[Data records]
═══
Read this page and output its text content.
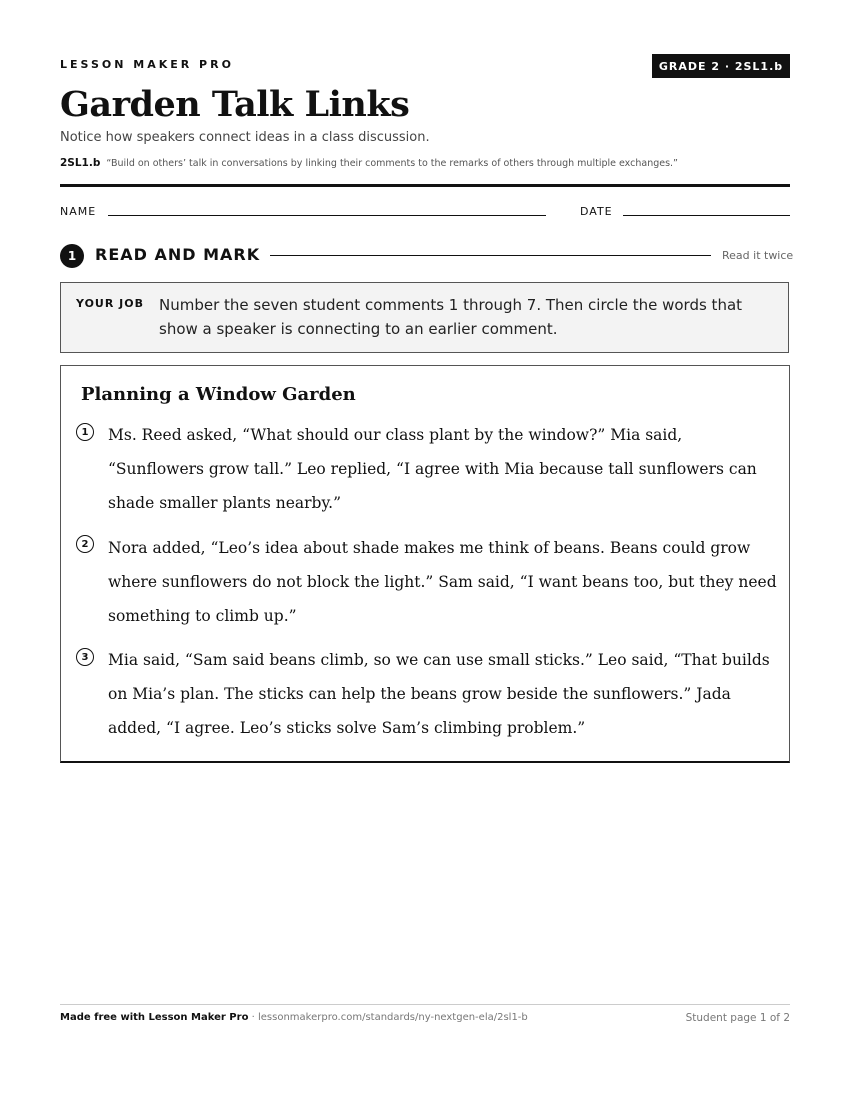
LESSON MAKER PRO	GRADE 2 · 2SL1.b
Garden Talk Links
Notice how speakers connect ideas in a class discussion.
2SL1.b “Build on others’ talk in conversations by linking their comments to the remarks of others through multiple exchanges.”
NAME	DATE
1	READ AND MARK	Read it twice
YOUR JOB Number the seven student comments 1 through 7. Then circle the words that show a speaker is connecting to an earlier comment.
Planning a Window Garden
1	Ms. Reed asked, “What should our class plant by the window?” Mia said, “Sunflowers grow tall.” Leo replied, “I agree with Mia because tall sunflowers can shade smaller plants nearby.”
2	Nora added, “Leo’s idea about shade makes me think of beans. Beans could grow where sunflowers do not block the light.” Sam said, “I want beans too, but they need something to climb up.”
3	Mia said, “Sam said beans climb, so we can use small sticks.” Leo said, “That builds on Mia’s plan. The sticks can help the beans grow beside the sunflowers.” Jada added, “I agree. Leo’s sticks solve Sam’s climbing problem.”
Made free with Lesson Maker Pro · lessonmakerpro.com/standards/ny-nextgen-ela/2sl1-b	Student page 1 of 2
═══
Written problem -> Pick out the lines above containing the word "climb", then copy them.

Result ->
2	Nora added, “Leo’s idea about shade makes me think of beans. Beans could grow where sunflowers do not block the light.” Sam said, “I want beans too, but they need something to climb up.”
3	Mia said, “Sam said beans climb, so we can use small sticks.” Leo said, “That builds on Mia’s plan. The sticks can help the beans grow beside the sunflowers.” Jada added, “I agree. Leo’s sticks solve Sam’s climbing problem.”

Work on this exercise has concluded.